"jeden" appears in how many lines of the entries? State only the number.

Collected data entries
◆ ◆ ◆ ◆
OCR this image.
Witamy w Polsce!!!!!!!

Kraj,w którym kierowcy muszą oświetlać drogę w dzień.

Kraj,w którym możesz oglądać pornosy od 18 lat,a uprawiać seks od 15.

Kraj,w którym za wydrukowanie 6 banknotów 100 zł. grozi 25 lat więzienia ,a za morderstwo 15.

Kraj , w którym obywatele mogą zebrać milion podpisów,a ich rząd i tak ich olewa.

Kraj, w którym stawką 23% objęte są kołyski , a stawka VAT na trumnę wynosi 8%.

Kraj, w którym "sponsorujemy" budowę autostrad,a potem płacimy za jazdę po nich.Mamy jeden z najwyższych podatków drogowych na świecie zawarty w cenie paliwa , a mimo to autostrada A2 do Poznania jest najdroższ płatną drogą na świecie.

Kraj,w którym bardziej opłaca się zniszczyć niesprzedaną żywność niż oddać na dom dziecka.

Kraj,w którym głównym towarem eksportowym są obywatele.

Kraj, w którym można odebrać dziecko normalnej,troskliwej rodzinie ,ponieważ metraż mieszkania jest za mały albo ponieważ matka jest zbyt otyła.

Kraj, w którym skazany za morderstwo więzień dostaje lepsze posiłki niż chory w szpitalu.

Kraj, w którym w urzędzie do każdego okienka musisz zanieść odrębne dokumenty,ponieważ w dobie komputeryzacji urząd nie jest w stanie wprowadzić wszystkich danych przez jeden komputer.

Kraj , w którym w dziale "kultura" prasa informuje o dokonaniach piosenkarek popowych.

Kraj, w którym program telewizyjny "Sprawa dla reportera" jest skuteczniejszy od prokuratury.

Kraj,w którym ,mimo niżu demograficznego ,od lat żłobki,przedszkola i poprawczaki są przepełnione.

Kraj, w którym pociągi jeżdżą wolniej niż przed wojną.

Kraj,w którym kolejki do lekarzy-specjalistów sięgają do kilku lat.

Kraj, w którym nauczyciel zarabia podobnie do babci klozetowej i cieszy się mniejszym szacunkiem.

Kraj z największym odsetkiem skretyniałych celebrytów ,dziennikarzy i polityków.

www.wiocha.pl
◆ ◆ ◆ ◆
→ Solution for this problem:
2